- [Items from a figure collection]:
- - -

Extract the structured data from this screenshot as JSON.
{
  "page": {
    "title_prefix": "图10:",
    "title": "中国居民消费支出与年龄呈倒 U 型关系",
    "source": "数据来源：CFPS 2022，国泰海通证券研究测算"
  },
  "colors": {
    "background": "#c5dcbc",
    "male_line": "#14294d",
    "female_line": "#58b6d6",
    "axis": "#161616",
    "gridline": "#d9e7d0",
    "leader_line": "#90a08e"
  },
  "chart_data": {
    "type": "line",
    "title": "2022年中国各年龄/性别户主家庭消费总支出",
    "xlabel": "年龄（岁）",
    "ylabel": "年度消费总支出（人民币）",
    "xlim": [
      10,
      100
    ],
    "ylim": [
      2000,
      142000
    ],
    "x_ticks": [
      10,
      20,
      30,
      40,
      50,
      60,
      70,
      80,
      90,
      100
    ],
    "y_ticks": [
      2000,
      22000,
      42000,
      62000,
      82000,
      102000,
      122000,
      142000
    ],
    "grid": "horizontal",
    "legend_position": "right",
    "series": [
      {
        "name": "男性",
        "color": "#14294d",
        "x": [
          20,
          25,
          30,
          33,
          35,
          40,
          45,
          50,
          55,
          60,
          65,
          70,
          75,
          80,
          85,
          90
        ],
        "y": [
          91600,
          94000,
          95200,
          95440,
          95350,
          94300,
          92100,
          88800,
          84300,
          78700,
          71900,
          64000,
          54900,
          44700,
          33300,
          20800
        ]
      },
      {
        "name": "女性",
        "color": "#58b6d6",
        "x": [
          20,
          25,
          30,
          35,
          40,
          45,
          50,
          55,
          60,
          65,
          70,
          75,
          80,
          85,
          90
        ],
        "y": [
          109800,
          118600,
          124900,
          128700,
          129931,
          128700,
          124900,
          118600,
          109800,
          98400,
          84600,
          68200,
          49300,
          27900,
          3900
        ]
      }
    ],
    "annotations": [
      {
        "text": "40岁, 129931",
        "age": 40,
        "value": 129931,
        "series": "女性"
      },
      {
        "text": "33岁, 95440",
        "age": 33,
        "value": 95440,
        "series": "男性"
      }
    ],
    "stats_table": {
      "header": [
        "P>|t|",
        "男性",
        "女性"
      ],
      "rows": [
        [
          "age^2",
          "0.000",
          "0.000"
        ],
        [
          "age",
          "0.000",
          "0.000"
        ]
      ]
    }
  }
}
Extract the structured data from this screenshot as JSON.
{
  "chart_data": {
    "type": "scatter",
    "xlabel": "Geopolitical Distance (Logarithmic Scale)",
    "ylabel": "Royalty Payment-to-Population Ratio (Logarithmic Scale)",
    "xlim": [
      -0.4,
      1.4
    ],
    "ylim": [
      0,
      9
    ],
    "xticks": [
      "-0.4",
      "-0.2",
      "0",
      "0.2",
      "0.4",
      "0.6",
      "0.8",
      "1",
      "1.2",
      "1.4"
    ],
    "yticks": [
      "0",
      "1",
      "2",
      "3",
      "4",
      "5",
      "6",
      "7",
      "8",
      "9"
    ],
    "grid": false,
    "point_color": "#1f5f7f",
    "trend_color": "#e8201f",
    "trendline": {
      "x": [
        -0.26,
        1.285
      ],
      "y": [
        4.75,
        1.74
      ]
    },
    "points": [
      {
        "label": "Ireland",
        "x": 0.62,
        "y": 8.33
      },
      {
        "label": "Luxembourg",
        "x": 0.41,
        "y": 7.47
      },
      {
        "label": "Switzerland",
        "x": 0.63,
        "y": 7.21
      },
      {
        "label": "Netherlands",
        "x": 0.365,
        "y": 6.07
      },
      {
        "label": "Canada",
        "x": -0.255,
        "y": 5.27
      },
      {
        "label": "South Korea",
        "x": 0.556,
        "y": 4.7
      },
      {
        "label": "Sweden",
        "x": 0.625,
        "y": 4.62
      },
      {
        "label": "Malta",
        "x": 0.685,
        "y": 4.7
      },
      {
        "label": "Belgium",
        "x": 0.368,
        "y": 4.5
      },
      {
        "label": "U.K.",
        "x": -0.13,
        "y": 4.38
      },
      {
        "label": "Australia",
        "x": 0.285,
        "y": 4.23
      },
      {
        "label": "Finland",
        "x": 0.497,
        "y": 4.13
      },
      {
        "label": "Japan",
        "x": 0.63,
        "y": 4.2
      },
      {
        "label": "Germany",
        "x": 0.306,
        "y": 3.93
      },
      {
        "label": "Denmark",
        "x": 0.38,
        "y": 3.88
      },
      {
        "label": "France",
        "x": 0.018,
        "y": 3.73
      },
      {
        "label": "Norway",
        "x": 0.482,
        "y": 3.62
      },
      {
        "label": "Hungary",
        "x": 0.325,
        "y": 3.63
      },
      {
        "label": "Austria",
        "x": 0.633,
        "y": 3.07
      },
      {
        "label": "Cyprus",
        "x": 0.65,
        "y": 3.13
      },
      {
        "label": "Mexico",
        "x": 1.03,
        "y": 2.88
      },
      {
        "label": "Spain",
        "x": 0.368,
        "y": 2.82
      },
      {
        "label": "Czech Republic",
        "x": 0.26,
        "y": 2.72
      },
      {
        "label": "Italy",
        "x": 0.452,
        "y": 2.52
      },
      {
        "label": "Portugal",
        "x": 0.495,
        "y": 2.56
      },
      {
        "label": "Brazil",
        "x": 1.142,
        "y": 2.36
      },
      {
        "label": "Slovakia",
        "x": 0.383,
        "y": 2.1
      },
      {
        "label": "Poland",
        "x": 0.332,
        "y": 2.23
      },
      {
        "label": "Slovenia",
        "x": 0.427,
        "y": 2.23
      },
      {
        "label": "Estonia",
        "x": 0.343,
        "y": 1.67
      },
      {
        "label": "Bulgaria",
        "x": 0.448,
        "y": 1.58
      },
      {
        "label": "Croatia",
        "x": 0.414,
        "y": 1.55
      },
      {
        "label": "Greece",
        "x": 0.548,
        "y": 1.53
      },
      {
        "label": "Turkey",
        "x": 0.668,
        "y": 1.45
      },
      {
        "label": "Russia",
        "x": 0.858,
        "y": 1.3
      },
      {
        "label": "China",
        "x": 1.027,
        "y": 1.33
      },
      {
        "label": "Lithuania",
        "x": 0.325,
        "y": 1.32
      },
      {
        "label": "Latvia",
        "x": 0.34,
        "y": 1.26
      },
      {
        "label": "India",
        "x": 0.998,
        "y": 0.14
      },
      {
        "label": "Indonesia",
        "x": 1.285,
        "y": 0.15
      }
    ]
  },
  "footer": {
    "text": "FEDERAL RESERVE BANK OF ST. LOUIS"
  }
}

- - -

Without omitting anything, output the entries exactly.

Extract the structured data from this screenshot as JSON.
{
  "page": {
    "title_prefix": "图10:",
    "title": "中国居民消费支出与年龄呈倒 U 型关系",
    "source": "数据来源：CFPS 2022，国泰海通证券研究测算"
  },
  "colors": {
    "background": "#c5dcbc",
    "male_line": "#14294d",
    "female_line": "#58b6d6",
    "axis": "#161616",
    "gridline": "#d9e7d0",
    "leader_line": "#90a08e"
  },
  "chart_data": {
    "type": "line",
    "title": "2022年中国各年龄/性别户主家庭消费总支出",
    "xlabel": "年龄（岁）",
    "ylabel": "年度消费总支出（人民币）",
    "xlim": [
      10,
      100
    ],
    "ylim": [
      2000,
      142000
    ],
    "x_ticks": [
      10,
      20,
      30,
      40,
      50,
      60,
      70,
      80,
      90,
      100
    ],
    "y_ticks": [
      2000,
      22000,
      42000,
      62000,
      82000,
      102000,
      122000,
      142000
    ],
    "grid": "horizontal",
    "legend_position": "right",
    "series": [
      {
        "name": "男性",
        "color": "#14294d",
        "x": [
          20,
          25,
          30,
          33,
          35,
          40,
          45,
          50,
          55,
          60,
          65,
          70,
          75,
          80,
          85,
          90
        ],
        "y": [
          91600,
          94000,
          95200,
          95440,
          95350,
          94300,
          92100,
          88800,
          84300,
          78700,
          71900,
          64000,
          54900,
          44700,
          33300,
          20800
        ]
      },
      {
        "name": "女性",
        "color": "#58b6d6",
        "x": [
          20,
          25,
          30,
          35,
          40,
          45,
          50,
          55,
          60,
          65,
          70,
          75,
          80,
          85,
          90
        ],
        "y": [
          109800,
          118600,
          124900,
          128700,
          129931,
          128700,
          124900,
          118600,
          109800,
          98400,
          84600,
          68200,
          49300,
          27900,
          3900
        ]
      }
    ],
    "annotations": [
      {
        "text": "40岁, 129931",
        "age": 40,
        "value": 129931,
        "series": "女性"
      },
      {
        "text": "33岁, 95440",
        "age": 33,
        "value": 95440,
        "series": "男性"
      }
    ],
    "stats_table": {
      "header": [
        "P>|t|",
        "男性",
        "女性"
      ],
      "rows": [
        [
          "age^2",
          "0.000",
          "0.000"
        ],
        [
          "age",
          "0.000",
          "0.000"
        ]
      ]
    }
  }
}
Extract the structured data from this screenshot as JSON.
{
  "chart_data": {
    "type": "scatter",
    "xlabel": "Geopolitical Distance (Logarithmic Scale)",
    "ylabel": "Royalty Payment-to-Population Ratio (Logarithmic Scale)",
    "xlim": [
      -0.4,
      1.4
    ],
    "ylim": [
      0,
      9
    ],
    "xticks": [
      "-0.4",
      "-0.2",
      "0",
      "0.2",
      "0.4",
      "0.6",
      "0.8",
      "1",
      "1.2",
      "1.4"
    ],
    "yticks": [
      "0",
      "1",
      "2",
      "3",
      "4",
      "5",
      "6",
      "7",
      "8",
      "9"
    ],
    "grid": false,
    "point_color": "#1f5f7f",
    "trend_color": "#e8201f",
    "trendline": {
      "x": [
        -0.26,
        1.285
      ],
      "y": [
        4.75,
        1.74
      ]
    },
    "points": [
      {
        "label": "Ireland",
        "x": 0.62,
        "y": 8.33
      },
      {
        "label": "Luxembourg",
        "x": 0.41,
        "y": 7.47
      },
      {
        "label": "Switzerland",
        "x": 0.63,
        "y": 7.21
      },
      {
        "label": "Netherlands",
        "x": 0.365,
        "y": 6.07
      },
      {
        "label": "Canada",
        "x": -0.255,
        "y": 5.27
      },
      {
        "label": "South Korea",
        "x": 0.556,
        "y": 4.7
      },
      {
        "label": "Sweden",
        "x": 0.625,
        "y": 4.62
      },
      {
        "label": "Malta",
        "x": 0.685,
        "y": 4.7
      },
      {
        "label": "Belgium",
        "x": 0.368,
        "y": 4.5
      },
      {
        "label": "U.K.",
        "x": -0.13,
        "y": 4.38
      },
      {
        "label": "Australia",
        "x": 0.285,
        "y": 4.23
      },
      {
        "label": "Finland",
        "x": 0.497,
        "y": 4.13
      },
      {
        "label": "Japan",
        "x": 0.63,
        "y": 4.2
      },
      {
        "label": "Germany",
        "x": 0.306,
        "y": 3.93
      },
      {
        "label": "Denmark",
        "x": 0.38,
        "y": 3.88
      },
      {
        "label": "France",
        "x": 0.018,
        "y": 3.73
      },
      {
        "label": "Norway",
        "x": 0.482,
        "y": 3.62
      },
      {
        "label": "Hungary",
        "x": 0.325,
        "y": 3.63
      },
      {
        "label": "Austria",
        "x": 0.633,
        "y": 3.07
      },
      {
        "label": "Cyprus",
        "x": 0.65,
        "y": 3.13
      },
      {
        "label": "Mexico",
        "x": 1.03,
        "y": 2.88
      },
      {
        "label": "Spain",
        "x": 0.368,
        "y": 2.82
      },
      {
        "label": "Czech Republic",
        "x": 0.26,
        "y": 2.72
      },
      {
        "label": "Italy",
        "x": 0.452,
        "y": 2.52
      },
      {
        "label": "Portugal",
        "x": 0.495,
        "y": 2.56
      },
      {
        "label": "Brazil",
        "x": 1.142,
        "y": 2.36
      },
      {
        "label": "Slovakia",
        "x": 0.383,
        "y": 2.1
      },
      {
        "label": "Poland",
        "x": 0.332,
        "y": 2.23
      },
      {
        "label": "Slovenia",
        "x": 0.427,
        "y": 2.23
      },
      {
        "label": "Estonia",
        "x": 0.343,
        "y": 1.67
      },
      {
        "label": "Bulgaria",
        "x": 0.448,
        "y": 1.58
      },
      {
        "label": "Croatia",
        "x": 0.414,
        "y": 1.55
      },
      {
        "label": "Greece",
        "x": 0.548,
        "y": 1.53
      },
      {
        "label": "Turkey",
        "x": 0.668,
        "y": 1.45
      },
      {
        "label": "Russia",
        "x": 0.858,
        "y": 1.3
      },
      {
        "label": "China",
        "x": 1.027,
        "y": 1.33
      },
      {
        "label": "Lithuania",
        "x": 0.325,
        "y": 1.32
      },
      {
        "label": "Latvia",
        "x": 0.34,
        "y": 1.26
      },
      {
        "label": "India",
        "x": 0.998,
        "y": 0.14
      },
      {
        "label": "Indonesia",
        "x": 1.285,
        "y": 0.15
      }
    ]
  },
  "footer": {
    "text": "FEDERAL RESERVE BANK OF ST. LOUIS"
  }
}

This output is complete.